--- Begin The records ---

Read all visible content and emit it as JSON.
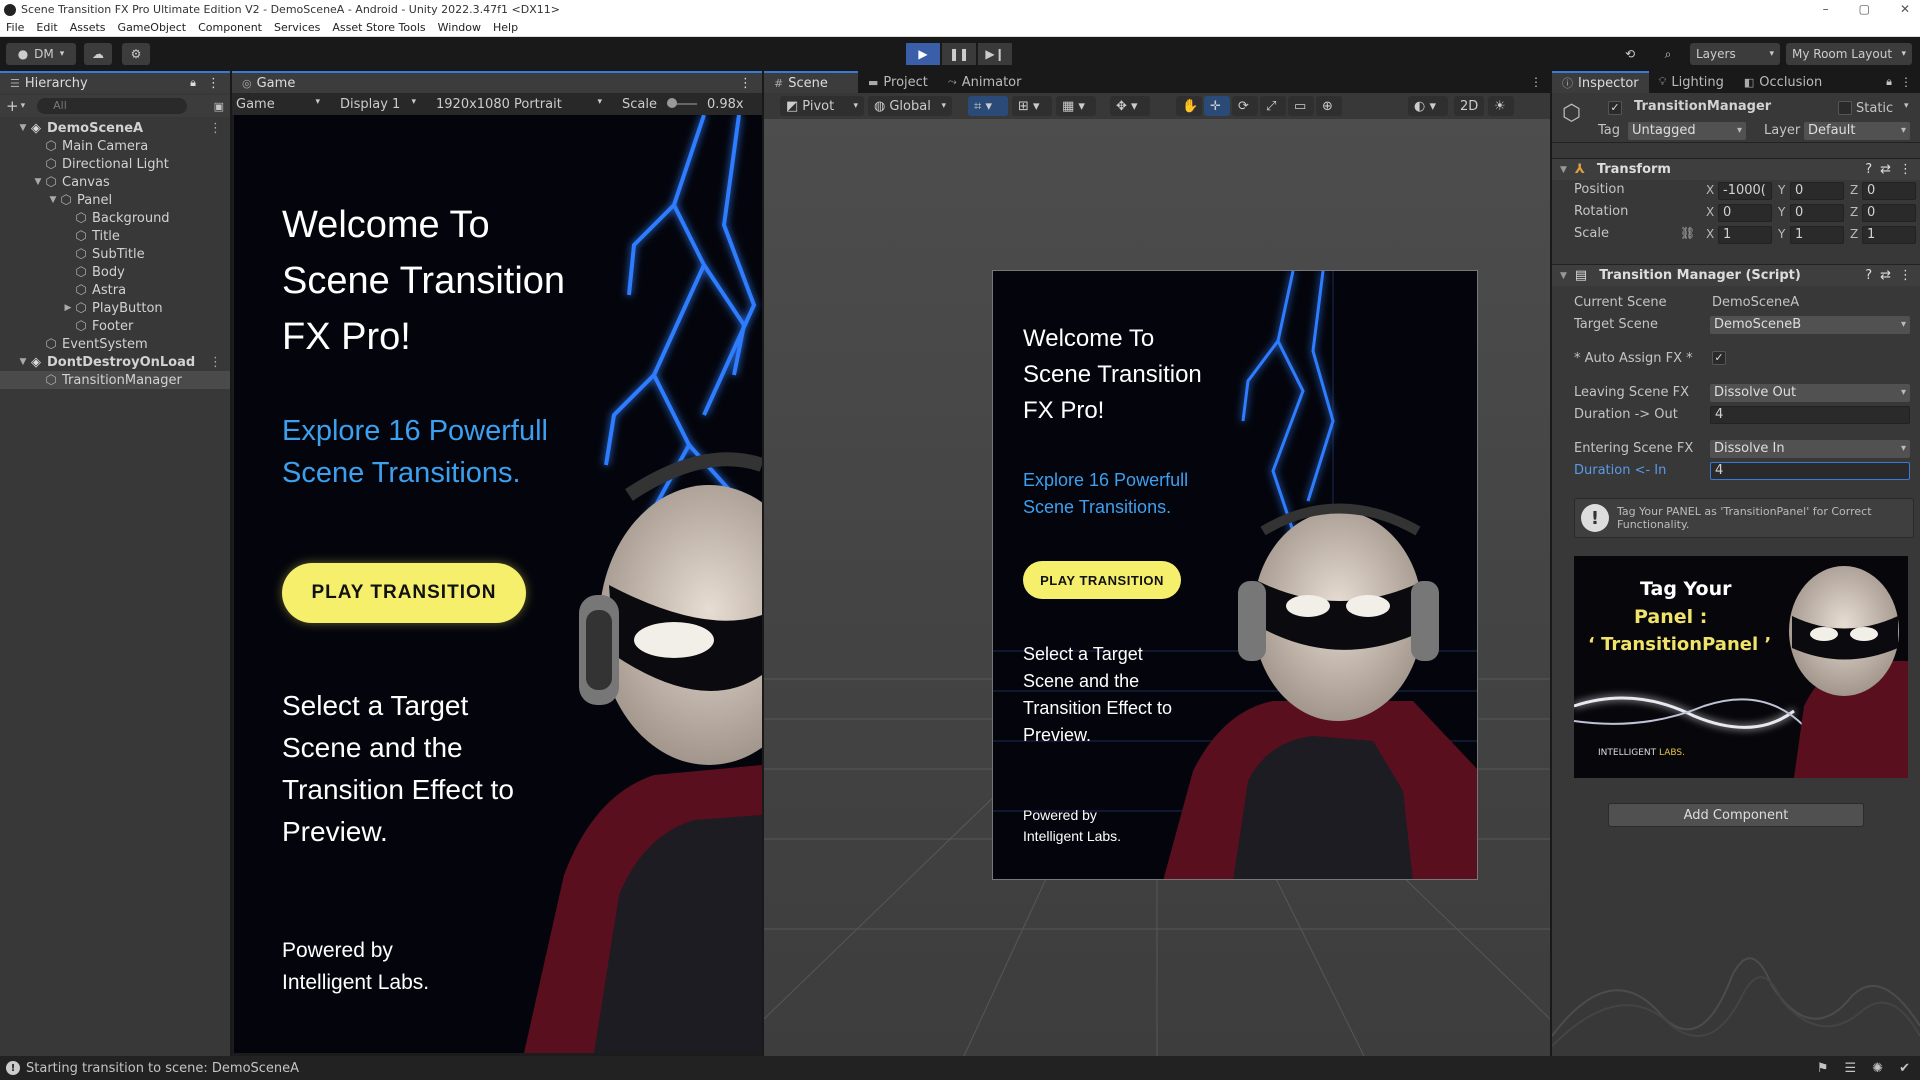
{
  "window": {
    "title": "Scene Transition FX Pro Ultimate Edition V2 - DemoSceneA - Android - Unity 2022.3.47f1 <DX11>"
  },
  "menu": [
    "File",
    "Edit",
    "Assets",
    "GameObject",
    "Component",
    "Services",
    "Asset Store Tools",
    "Window",
    "Help"
  ],
  "toolbar": {
    "account": "DM",
    "layers": "Layers",
    "layout": "My Room Layout"
  },
  "hierarchy": {
    "tab": "Hierarchy",
    "search_placeholder": "All",
    "rows": [
      {
        "label": "DemoSceneA",
        "depth": 0,
        "expanded": true,
        "scene": true
      },
      {
        "label": "Main Camera",
        "depth": 1
      },
      {
        "label": "Directional Light",
        "depth": 1
      },
      {
        "label": "Canvas",
        "depth": 1,
        "expanded": true
      },
      {
        "label": "Panel",
        "depth": 2,
        "expanded": true
      },
      {
        "label": "Background",
        "depth": 3
      },
      {
        "label": "Title",
        "depth": 3
      },
      {
        "label": "SubTitle",
        "depth": 3
      },
      {
        "label": "Body",
        "depth": 3
      },
      {
        "label": "Astra",
        "depth": 3
      },
      {
        "label": "PlayButton",
        "depth": 3,
        "collapsed": true
      },
      {
        "label": "Footer",
        "depth": 3
      },
      {
        "label": "EventSystem",
        "depth": 1
      },
      {
        "label": "DontDestroyOnLoad",
        "depth": 0,
        "expanded": true,
        "scene": true
      },
      {
        "label": "TransitionManager",
        "depth": 1,
        "selected": true
      }
    ]
  },
  "game": {
    "tab": "Game",
    "mode": "Game",
    "display": "Display 1",
    "resolution": "1920x1080 Portrait",
    "scale_label": "Scale",
    "scale_value": "0.98x",
    "title": "Welcome To\nScene Transition\nFX Pro!",
    "subtitle": "Explore 16 Powerfull\nScene Transitions.",
    "button": "PLAY TRANSITION",
    "body": "Select a Target\nScene and the\nTransition Effect to\nPreview.",
    "footer": "Powered by\nIntelligent Labs."
  },
  "scene": {
    "tabs": [
      "Scene",
      "Project",
      "Animator"
    ],
    "pivot": "Pivot",
    "global": "Global",
    "mode_2d": "2D"
  },
  "inspector": {
    "tabs": [
      "Inspector",
      "Lighting",
      "Occlusion"
    ],
    "object_name": "TransitionManager",
    "static_label": "Static",
    "tag_label": "Tag",
    "tag_value": "Untagged",
    "layer_label": "Layer",
    "layer_value": "Default",
    "transform": {
      "title": "Transform",
      "position_label": "Position",
      "rotation_label": "Rotation",
      "scale_label": "Scale",
      "position": [
        "-1000(",
        "0",
        "0"
      ],
      "rotation": [
        "0",
        "0",
        "0"
      ],
      "scale": [
        "1",
        "1",
        "1"
      ]
    },
    "script": {
      "title": "Transition Manager (Script)",
      "current_scene_label": "Current Scene",
      "current_scene_value": "DemoSceneA",
      "target_scene_label": "Target Scene",
      "target_scene_value": "DemoSceneB",
      "auto_assign_label": "* Auto Assign FX *",
      "leaving_label": "Leaving Scene FX",
      "leaving_value": "Dissolve Out",
      "duration_out_label": "Duration -> Out",
      "duration_out_value": "4",
      "entering_label": "Entering Scene FX",
      "entering_value": "Dissolve In",
      "duration_in_label": "Duration <- In",
      "duration_in_value": "4",
      "help_text": "Tag Your PANEL as 'TransitionPanel' for Correct Functionality."
    },
    "banner": {
      "line1": "Tag Your",
      "line2": "Panel :",
      "line3": "‘ TransitionPanel ’",
      "brand_a": "INTELLIGENT",
      "brand_b": "LABS."
    },
    "add_component": "Add Component"
  },
  "status": {
    "message": "Starting transition to scene: DemoSceneA"
  },
  "colors": {
    "accent_blue": "#3a79d6",
    "button_yellow": "#f5ef6c",
    "subtitle_blue": "#3ca0ef",
    "lightning": "#2f7dff"
  }
}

--- End The records ---

§ **Task brief**:
Reproduce the records above exactly, leaving out every picture they contain.

§ **Finished answer**:
Read all visible content and emit it as JSON.
{
  "window": {
    "title": "Scene Transition FX Pro Ultimate Edition V2 - DemoSceneA - Android - Unity 2022.3.47f1 <DX11>"
  },
  "menu": [
    "File",
    "Edit",
    "Assets",
    "GameObject",
    "Component",
    "Services",
    "Asset Store Tools",
    "Window",
    "Help"
  ],
  "toolbar": {
    "account": "DM",
    "layers": "Layers",
    "layout": "My Room Layout"
  },
  "hierarchy": {
    "tab": "Hierarchy",
    "search_placeholder": "All",
    "rows": [
      {
        "label": "DemoSceneA",
        "depth": 0,
        "expanded": true,
        "scene": true
      },
      {
        "label": "Main Camera",
        "depth": 1
      },
      {
        "label": "Directional Light",
        "depth": 1
      },
      {
        "label": "Canvas",
        "depth": 1,
        "expanded": true
      },
      {
        "label": "Panel",
        "depth": 2,
        "expanded": true
      },
      {
        "label": "Background",
        "depth": 3
      },
      {
        "label": "Title",
        "depth": 3
      },
      {
        "label": "SubTitle",
        "depth": 3
      },
      {
        "label": "Body",
        "depth": 3
      },
      {
        "label": "Astra",
        "depth": 3
      },
      {
        "label": "PlayButton",
        "depth": 3,
        "collapsed": true
      },
      {
        "label": "Footer",
        "depth": 3
      },
      {
        "label": "EventSystem",
        "depth": 1
      },
      {
        "label": "DontDestroyOnLoad",
        "depth": 0,
        "expanded": true,
        "scene": true
      },
      {
        "label": "TransitionManager",
        "depth": 1,
        "selected": true
      }
    ]
  },
  "game": {
    "tab": "Game",
    "mode": "Game",
    "display": "Display 1",
    "resolution": "1920x1080 Portrait",
    "scale_label": "Scale",
    "scale_value": "0.98x",
    "title": "Welcome To\nScene Transition\nFX Pro!",
    "subtitle": "Explore 16 Powerfull\nScene Transitions.",
    "button": "PLAY TRANSITION",
    "body": "Select a Target\nScene and the\nTransition Effect to\nPreview.",
    "footer": "Powered by\nIntelligent Labs."
  },
  "scene": {
    "tabs": [
      "Scene",
      "Project",
      "Animator"
    ],
    "pivot": "Pivot",
    "global": "Global",
    "mode_2d": "2D"
  },
  "inspector": {
    "tabs": [
      "Inspector",
      "Lighting",
      "Occlusion"
    ],
    "object_name": "TransitionManager",
    "static_label": "Static",
    "tag_label": "Tag",
    "tag_value": "Untagged",
    "layer_label": "Layer",
    "layer_value": "Default",
    "transform": {
      "title": "Transform",
      "position_label": "Position",
      "rotation_label": "Rotation",
      "scale_label": "Scale",
      "position": [
        "-1000(",
        "0",
        "0"
      ],
      "rotation": [
        "0",
        "0",
        "0"
      ],
      "scale": [
        "1",
        "1",
        "1"
      ]
    },
    "script": {
      "title": "Transition Manager (Script)",
      "current_scene_label": "Current Scene",
      "current_scene_value": "DemoSceneA",
      "target_scene_label": "Target Scene",
      "target_scene_value": "DemoSceneB",
      "auto_assign_label": "* Auto Assign FX *",
      "leaving_label": "Leaving Scene FX",
      "leaving_value": "Dissolve Out",
      "duration_out_label": "Duration -> Out",
      "duration_out_value": "4",
      "entering_label": "Entering Scene FX",
      "entering_value": "Dissolve In",
      "duration_in_label": "Duration <- In",
      "duration_in_value": "4",
      "help_text": "Tag Your PANEL as 'TransitionPanel' for Correct Functionality."
    },
    "banner": {
      "line1": "Tag Your",
      "line2": "Panel :",
      "line3": "‘ TransitionPanel ’",
      "brand_a": "INTELLIGENT",
      "brand_b": "LABS."
    },
    "add_component": "Add Component"
  },
  "status": {
    "message": "Starting transition to scene: DemoSceneA"
  },
  "colors": {
    "accent_blue": "#3a79d6",
    "button_yellow": "#f5ef6c",
    "subtitle_blue": "#3ca0ef",
    "lightning": "#2f7dff"
  }
}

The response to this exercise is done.